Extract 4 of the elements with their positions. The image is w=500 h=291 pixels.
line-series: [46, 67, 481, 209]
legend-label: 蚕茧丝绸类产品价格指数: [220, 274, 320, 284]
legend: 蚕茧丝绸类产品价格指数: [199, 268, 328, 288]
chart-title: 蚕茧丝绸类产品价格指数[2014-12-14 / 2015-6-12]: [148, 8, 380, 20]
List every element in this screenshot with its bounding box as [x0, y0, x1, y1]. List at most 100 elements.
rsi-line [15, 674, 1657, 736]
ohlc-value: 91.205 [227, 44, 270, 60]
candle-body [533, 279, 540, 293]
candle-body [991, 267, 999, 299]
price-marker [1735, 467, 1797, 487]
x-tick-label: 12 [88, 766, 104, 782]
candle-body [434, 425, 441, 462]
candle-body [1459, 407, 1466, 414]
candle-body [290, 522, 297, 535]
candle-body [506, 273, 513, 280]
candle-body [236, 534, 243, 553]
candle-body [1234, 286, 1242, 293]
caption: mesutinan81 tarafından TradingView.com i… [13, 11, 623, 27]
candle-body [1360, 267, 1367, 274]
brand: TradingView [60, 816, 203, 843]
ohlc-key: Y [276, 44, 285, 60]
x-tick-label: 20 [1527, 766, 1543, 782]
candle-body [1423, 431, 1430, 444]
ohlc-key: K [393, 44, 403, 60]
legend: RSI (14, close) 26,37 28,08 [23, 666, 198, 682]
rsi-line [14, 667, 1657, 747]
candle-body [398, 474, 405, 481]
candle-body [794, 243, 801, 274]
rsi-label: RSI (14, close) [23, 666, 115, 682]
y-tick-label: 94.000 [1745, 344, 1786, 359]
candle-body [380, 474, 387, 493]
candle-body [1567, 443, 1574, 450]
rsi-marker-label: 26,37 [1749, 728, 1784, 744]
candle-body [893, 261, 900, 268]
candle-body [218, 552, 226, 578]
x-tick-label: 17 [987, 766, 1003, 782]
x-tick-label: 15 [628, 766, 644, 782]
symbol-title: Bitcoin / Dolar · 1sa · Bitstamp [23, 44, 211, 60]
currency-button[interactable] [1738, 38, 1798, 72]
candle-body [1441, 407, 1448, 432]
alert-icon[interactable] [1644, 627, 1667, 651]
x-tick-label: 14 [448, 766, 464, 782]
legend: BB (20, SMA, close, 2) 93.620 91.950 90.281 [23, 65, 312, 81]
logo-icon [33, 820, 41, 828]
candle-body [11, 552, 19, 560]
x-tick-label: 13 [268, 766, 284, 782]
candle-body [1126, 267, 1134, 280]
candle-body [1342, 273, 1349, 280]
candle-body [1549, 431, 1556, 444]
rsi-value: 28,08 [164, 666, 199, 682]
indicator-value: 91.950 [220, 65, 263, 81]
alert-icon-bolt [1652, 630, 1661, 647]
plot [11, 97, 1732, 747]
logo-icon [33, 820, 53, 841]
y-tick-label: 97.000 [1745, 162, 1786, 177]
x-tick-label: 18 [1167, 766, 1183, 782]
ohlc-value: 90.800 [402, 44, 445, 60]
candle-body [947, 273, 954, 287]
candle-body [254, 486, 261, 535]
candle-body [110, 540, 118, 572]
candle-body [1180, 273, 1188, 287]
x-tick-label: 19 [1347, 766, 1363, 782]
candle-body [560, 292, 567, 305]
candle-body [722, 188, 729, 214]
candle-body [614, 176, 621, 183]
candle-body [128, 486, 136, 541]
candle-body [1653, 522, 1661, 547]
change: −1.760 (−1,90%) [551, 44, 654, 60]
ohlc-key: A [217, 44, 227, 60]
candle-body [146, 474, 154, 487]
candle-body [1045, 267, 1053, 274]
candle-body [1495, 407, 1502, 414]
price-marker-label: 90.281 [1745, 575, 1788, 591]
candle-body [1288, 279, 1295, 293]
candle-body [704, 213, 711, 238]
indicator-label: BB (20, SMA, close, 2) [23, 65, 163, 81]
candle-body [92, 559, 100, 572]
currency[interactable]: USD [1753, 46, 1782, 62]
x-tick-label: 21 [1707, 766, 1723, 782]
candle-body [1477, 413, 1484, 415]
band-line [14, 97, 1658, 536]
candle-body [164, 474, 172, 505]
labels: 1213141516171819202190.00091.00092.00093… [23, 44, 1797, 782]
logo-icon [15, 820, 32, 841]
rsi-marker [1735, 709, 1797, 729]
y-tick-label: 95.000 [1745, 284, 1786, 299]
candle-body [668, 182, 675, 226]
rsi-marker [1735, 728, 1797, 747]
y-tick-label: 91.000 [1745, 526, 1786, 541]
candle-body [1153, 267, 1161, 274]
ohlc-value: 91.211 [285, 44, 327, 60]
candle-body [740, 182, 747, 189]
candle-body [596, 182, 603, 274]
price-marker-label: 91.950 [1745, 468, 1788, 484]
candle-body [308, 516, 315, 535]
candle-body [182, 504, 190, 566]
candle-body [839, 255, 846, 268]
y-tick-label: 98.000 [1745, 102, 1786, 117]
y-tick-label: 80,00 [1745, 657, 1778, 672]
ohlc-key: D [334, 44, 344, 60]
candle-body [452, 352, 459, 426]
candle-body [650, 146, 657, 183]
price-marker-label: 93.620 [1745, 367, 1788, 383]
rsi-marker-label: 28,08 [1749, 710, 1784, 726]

####################

__Brief__: Copy every line of all the records above without any changes.

__Solution__:
Extract 4 of the elements with their positions. The image is w=500 h=291 pixels.
line-series: [46, 67, 481, 209]
legend-label: 蚕茧丝绸类产品价格指数: [220, 274, 320, 284]
legend: 蚕茧丝绸类产品价格指数: [199, 268, 328, 288]
chart-title: 蚕茧丝绸类产品价格指数[2014-12-14 / 2015-6-12]: [148, 8, 380, 20]
List every element in this screenshot with its bounding box as [x0, y0, x1, y1]. List at most 100 elements.
rsi-line [15, 674, 1657, 736]
ohlc-value: 91.205 [227, 44, 270, 60]
candle-body [533, 279, 540, 293]
candle-body [991, 267, 999, 299]
price-marker [1735, 467, 1797, 487]
x-tick-label: 12 [88, 766, 104, 782]
candle-body [434, 425, 441, 462]
candle-body [1459, 407, 1466, 414]
candle-body [290, 522, 297, 535]
candle-body [506, 273, 513, 280]
candle-body [236, 534, 243, 553]
candle-body [1234, 286, 1242, 293]
caption: mesutinan81 tarafından TradingView.com i… [13, 11, 623, 27]
candle-body [1360, 267, 1367, 274]
brand: TradingView [60, 816, 203, 843]
ohlc-key: Y [276, 44, 285, 60]
x-tick-label: 20 [1527, 766, 1543, 782]
candle-body [1423, 431, 1430, 444]
ohlc-key: K [393, 44, 403, 60]
legend: RSI (14, close) 26,37 28,08 [23, 666, 198, 682]
rsi-line [14, 667, 1657, 747]
candle-body [398, 474, 405, 481]
candle-body [794, 243, 801, 274]
rsi-label: RSI (14, close) [23, 666, 115, 682]
y-tick-label: 94.000 [1745, 344, 1786, 359]
candle-body [380, 474, 387, 493]
candle-body [1567, 443, 1574, 450]
rsi-marker-label: 26,37 [1749, 728, 1784, 744]
candle-body [893, 261, 900, 268]
candle-body [218, 552, 226, 578]
x-tick-label: 17 [987, 766, 1003, 782]
x-tick-label: 15 [628, 766, 644, 782]
symbol-title: Bitcoin / Dolar · 1sa · Bitstamp [23, 44, 211, 60]
currency-button[interactable] [1738, 38, 1798, 72]
candle-body [1441, 407, 1448, 432]
alert-icon[interactable] [1644, 627, 1667, 651]
x-tick-label: 14 [448, 766, 464, 782]
legend: BB (20, SMA, close, 2) 93.620 91.950 90.281 [23, 65, 312, 81]
logo-icon [33, 820, 41, 828]
candle-body [11, 552, 19, 560]
x-tick-label: 13 [268, 766, 284, 782]
candle-body [1126, 267, 1134, 280]
candle-body [1342, 273, 1349, 280]
candle-body [1549, 431, 1556, 444]
rsi-value: 28,08 [164, 666, 199, 682]
indicator-value: 91.950 [220, 65, 263, 81]
alert-icon-bolt [1652, 630, 1661, 647]
plot [11, 97, 1732, 747]
logo-icon [33, 820, 53, 841]
y-tick-label: 97.000 [1745, 162, 1786, 177]
x-tick-label: 18 [1167, 766, 1183, 782]
ohlc-value: 90.800 [402, 44, 445, 60]
candle-body [947, 273, 954, 287]
candle-body [254, 486, 261, 535]
candle-body [110, 540, 118, 572]
candle-body [1180, 273, 1188, 287]
x-tick-label: 19 [1347, 766, 1363, 782]
candle-body [560, 292, 567, 305]
candle-body [722, 188, 729, 214]
candle-body [614, 176, 621, 183]
candle-body [128, 486, 136, 541]
candle-body [1653, 522, 1661, 547]
change: −1.760 (−1,90%) [551, 44, 654, 60]
ohlc-key: A [217, 44, 227, 60]
candle-body [146, 474, 154, 487]
candle-body [1045, 267, 1053, 274]
candle-body [1495, 407, 1502, 414]
price-marker-label: 90.281 [1745, 575, 1788, 591]
candle-body [1288, 279, 1295, 293]
candle-body [704, 213, 711, 238]
indicator-label: BB (20, SMA, close, 2) [23, 65, 163, 81]
candle-body [92, 559, 100, 572]
currency[interactable]: USD [1753, 46, 1782, 62]
x-tick-label: 21 [1707, 766, 1723, 782]
candle-body [1477, 413, 1484, 415]
band-line [14, 97, 1658, 536]
candle-body [164, 474, 172, 505]
labels: 1213141516171819202190.00091.00092.00093… [23, 44, 1797, 782]
logo-icon [15, 820, 32, 841]
rsi-marker [1735, 709, 1797, 729]
y-tick-label: 95.000 [1745, 284, 1786, 299]
candle-body [668, 182, 675, 226]
rsi-marker [1735, 728, 1797, 747]
y-tick-label: 91.000 [1745, 526, 1786, 541]
candle-body [1153, 267, 1161, 274]
ohlc-value: 91.211 [285, 44, 327, 60]
candle-body [740, 182, 747, 189]
candle-body [596, 182, 603, 274]
price-marker-label: 91.950 [1745, 468, 1788, 484]
candle-body [308, 516, 315, 535]
candle-body [182, 504, 190, 566]
candle-body [839, 255, 846, 268]
y-tick-label: 98.000 [1745, 102, 1786, 117]
y-tick-label: 80,00 [1745, 657, 1778, 672]
ohlc-key: D [334, 44, 344, 60]
candle-body [452, 352, 459, 426]
candle-body [650, 146, 657, 183]
price-marker-label: 93.620 [1745, 367, 1788, 383]
rsi-marker-label: 28,08 [1749, 710, 1784, 726]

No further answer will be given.